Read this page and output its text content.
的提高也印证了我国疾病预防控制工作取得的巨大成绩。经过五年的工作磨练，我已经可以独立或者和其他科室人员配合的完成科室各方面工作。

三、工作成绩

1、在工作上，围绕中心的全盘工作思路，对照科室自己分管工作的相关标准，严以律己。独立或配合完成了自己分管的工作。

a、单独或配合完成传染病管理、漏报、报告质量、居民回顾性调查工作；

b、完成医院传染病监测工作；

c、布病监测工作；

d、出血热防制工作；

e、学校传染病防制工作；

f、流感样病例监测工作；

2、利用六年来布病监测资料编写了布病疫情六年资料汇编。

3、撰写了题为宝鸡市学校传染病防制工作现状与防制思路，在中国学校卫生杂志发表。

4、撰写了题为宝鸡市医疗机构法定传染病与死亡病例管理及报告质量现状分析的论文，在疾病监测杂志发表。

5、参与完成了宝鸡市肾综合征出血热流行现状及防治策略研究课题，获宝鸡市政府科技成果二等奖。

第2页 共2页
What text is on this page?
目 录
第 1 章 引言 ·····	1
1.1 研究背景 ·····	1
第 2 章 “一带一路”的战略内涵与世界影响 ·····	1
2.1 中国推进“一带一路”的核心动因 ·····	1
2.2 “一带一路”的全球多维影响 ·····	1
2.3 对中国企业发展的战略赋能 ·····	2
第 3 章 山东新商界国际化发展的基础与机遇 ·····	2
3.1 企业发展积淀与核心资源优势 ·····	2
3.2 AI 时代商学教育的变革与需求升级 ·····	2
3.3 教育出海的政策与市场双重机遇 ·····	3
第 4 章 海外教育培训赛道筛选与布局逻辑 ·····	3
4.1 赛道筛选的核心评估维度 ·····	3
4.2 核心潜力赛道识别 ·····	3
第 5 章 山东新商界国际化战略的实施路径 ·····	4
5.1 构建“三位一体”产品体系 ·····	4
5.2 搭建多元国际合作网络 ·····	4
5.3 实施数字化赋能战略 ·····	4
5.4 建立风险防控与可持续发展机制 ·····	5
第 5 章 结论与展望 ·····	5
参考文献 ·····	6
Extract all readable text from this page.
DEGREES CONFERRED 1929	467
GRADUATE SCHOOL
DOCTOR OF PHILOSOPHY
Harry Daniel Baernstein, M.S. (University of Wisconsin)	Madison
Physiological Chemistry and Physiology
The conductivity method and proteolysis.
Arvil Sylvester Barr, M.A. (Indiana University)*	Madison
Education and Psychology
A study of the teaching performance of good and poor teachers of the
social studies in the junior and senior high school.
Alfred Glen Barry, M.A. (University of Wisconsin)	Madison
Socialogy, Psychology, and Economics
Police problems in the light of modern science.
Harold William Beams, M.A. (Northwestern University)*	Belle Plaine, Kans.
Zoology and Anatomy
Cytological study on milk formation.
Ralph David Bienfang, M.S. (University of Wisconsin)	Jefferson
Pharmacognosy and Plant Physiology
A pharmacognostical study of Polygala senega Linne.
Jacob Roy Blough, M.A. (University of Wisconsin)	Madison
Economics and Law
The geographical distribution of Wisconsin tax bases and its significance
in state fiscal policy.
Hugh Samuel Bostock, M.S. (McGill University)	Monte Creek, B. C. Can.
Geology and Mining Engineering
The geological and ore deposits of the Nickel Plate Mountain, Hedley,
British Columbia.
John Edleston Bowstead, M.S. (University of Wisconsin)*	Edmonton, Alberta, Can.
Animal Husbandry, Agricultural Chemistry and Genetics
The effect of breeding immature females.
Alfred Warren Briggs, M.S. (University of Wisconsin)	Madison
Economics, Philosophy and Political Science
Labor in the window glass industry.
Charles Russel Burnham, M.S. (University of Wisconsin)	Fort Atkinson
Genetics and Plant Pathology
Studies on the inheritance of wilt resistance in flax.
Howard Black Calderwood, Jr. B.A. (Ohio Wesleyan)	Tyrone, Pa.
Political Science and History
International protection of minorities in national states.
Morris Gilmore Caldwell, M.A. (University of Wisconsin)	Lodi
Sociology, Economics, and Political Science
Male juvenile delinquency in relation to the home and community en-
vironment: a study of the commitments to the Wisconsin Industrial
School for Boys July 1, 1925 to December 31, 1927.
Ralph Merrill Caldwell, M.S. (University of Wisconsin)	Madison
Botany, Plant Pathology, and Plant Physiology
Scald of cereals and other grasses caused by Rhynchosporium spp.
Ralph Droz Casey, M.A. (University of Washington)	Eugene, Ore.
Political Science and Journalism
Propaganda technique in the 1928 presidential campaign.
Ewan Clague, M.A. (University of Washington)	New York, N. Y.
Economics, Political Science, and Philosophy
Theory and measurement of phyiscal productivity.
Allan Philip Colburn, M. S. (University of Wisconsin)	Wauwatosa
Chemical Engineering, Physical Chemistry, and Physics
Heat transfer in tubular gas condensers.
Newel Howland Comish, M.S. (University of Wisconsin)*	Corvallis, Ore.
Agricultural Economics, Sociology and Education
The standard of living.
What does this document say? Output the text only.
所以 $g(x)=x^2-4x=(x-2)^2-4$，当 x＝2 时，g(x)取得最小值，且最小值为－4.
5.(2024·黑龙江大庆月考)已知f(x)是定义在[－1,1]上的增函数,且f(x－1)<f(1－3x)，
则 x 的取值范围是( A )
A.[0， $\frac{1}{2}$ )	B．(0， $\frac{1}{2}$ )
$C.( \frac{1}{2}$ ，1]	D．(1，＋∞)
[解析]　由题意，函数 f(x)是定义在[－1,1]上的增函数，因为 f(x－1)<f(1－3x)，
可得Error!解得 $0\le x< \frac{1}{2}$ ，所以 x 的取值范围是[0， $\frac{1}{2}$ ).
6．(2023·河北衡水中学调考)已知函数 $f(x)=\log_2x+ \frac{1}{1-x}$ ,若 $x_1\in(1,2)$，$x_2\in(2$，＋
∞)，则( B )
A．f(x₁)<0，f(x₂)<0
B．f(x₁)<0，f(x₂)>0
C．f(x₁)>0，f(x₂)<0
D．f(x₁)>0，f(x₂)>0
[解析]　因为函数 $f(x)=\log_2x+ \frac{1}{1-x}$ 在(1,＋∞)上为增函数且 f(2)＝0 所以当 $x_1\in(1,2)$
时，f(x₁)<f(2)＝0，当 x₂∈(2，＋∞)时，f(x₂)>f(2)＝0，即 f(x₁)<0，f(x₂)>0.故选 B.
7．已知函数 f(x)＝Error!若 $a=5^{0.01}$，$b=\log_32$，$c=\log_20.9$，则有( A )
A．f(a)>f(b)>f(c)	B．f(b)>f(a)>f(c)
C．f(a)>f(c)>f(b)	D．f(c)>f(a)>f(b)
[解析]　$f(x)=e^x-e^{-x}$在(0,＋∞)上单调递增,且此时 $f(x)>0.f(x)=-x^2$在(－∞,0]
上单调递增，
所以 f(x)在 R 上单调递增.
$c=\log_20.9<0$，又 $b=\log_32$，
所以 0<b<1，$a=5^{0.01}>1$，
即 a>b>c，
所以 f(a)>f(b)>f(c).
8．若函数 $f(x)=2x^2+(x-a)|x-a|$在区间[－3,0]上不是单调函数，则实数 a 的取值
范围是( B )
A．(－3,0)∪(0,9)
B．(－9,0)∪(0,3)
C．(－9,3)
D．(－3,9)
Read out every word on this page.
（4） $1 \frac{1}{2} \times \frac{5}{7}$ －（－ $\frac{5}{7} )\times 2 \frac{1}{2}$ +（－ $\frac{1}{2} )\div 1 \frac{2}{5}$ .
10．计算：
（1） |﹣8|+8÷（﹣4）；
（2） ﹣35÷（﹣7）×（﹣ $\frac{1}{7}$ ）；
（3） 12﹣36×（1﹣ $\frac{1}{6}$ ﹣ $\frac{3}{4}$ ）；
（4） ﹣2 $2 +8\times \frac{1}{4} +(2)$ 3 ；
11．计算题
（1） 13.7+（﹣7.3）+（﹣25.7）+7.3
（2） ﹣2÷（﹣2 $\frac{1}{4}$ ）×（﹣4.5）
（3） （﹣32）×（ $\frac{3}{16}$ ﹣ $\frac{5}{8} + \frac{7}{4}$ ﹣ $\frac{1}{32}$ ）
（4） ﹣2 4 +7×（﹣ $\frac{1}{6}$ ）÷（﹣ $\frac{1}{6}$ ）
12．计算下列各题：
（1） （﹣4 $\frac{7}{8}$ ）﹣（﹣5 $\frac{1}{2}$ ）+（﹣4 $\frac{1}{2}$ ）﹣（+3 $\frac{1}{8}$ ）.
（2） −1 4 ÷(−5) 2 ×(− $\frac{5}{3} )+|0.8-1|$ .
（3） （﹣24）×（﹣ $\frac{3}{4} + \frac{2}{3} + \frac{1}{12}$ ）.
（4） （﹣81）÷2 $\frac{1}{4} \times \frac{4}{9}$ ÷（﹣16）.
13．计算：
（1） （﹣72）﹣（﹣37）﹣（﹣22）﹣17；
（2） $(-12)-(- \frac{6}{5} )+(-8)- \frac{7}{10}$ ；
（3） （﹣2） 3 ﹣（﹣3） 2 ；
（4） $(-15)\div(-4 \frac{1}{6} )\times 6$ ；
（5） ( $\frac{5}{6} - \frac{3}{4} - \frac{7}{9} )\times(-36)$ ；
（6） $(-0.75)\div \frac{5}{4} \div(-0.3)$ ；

---

Your objective
Gather up every line from the listing above in which the word "Agricultural" occurs.

Exercise result
Animal Husbandry, Agricultural Chemistry and Genetics
Agricultural Economics, Sociology and Education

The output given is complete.